** Description of the task **
Count the lines in the data below that contain the word "elements" and reply with only that number.

** Extracted data **
--- begin ---

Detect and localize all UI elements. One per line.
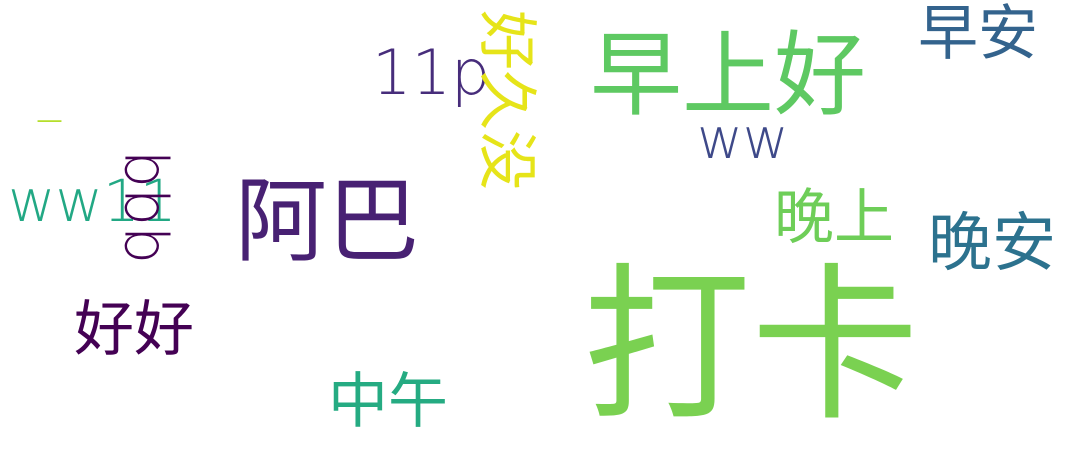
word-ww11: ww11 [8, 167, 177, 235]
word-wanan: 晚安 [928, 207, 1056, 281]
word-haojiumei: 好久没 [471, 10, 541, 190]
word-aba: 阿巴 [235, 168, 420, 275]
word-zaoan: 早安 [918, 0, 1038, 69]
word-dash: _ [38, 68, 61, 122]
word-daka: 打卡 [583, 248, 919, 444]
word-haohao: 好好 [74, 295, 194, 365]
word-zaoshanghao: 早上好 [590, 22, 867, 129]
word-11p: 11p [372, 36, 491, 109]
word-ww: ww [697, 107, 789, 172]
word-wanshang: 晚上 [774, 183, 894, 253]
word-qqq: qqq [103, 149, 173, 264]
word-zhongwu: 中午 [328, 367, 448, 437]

--- end ---
--- begin ---

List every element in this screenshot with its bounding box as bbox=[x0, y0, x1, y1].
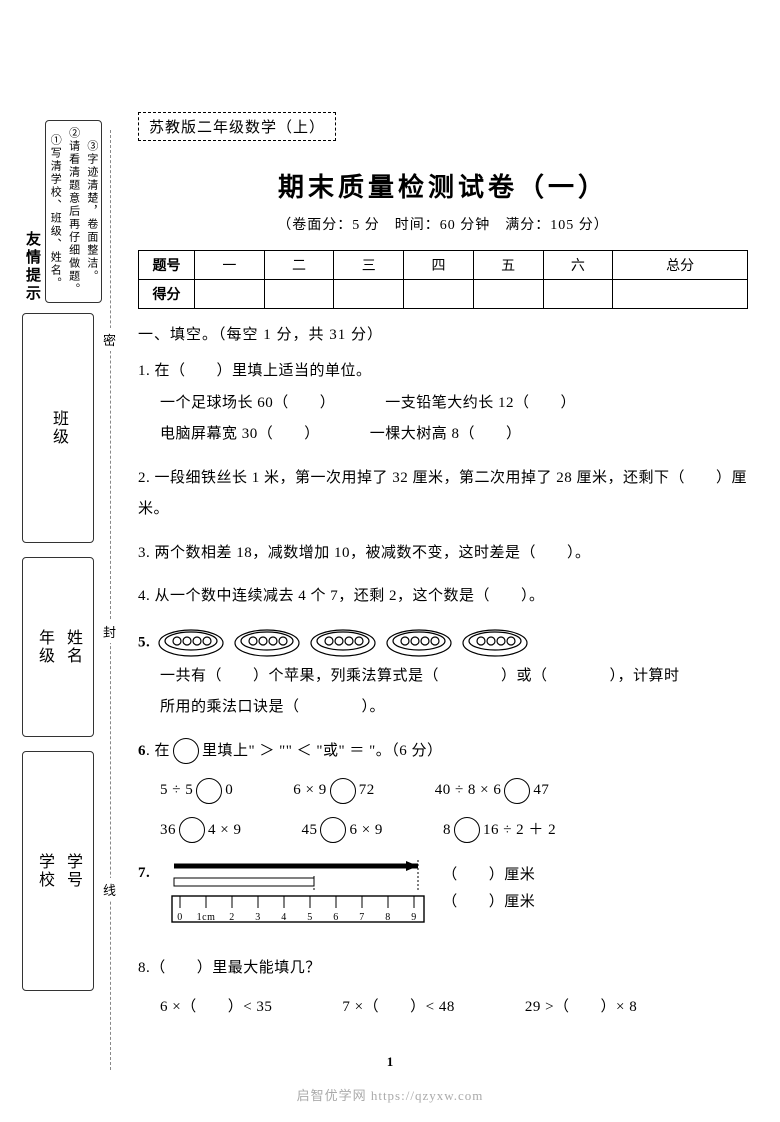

--- end ---
--- begin ---

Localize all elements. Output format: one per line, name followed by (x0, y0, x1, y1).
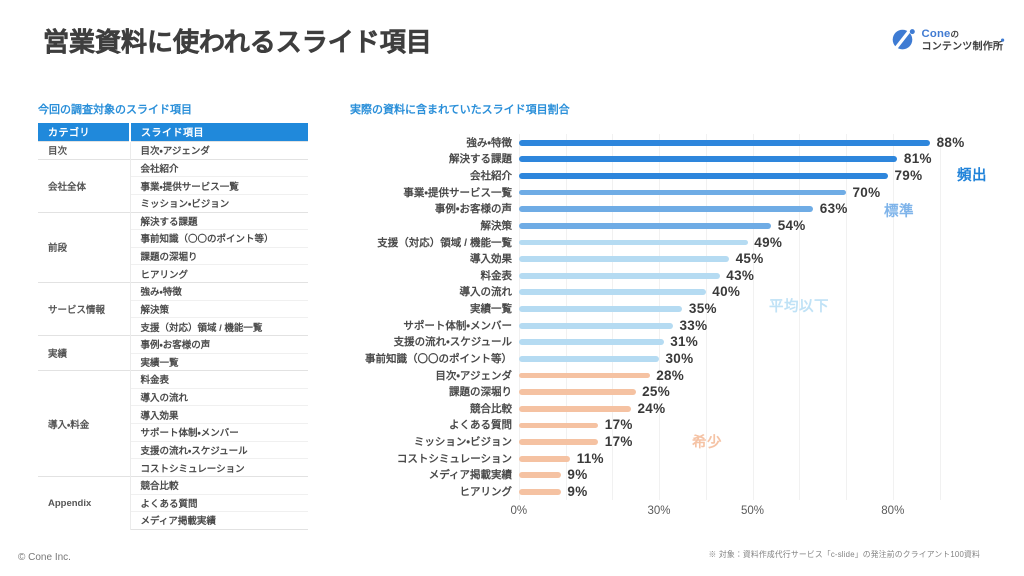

--- end ---

** Correct response **
2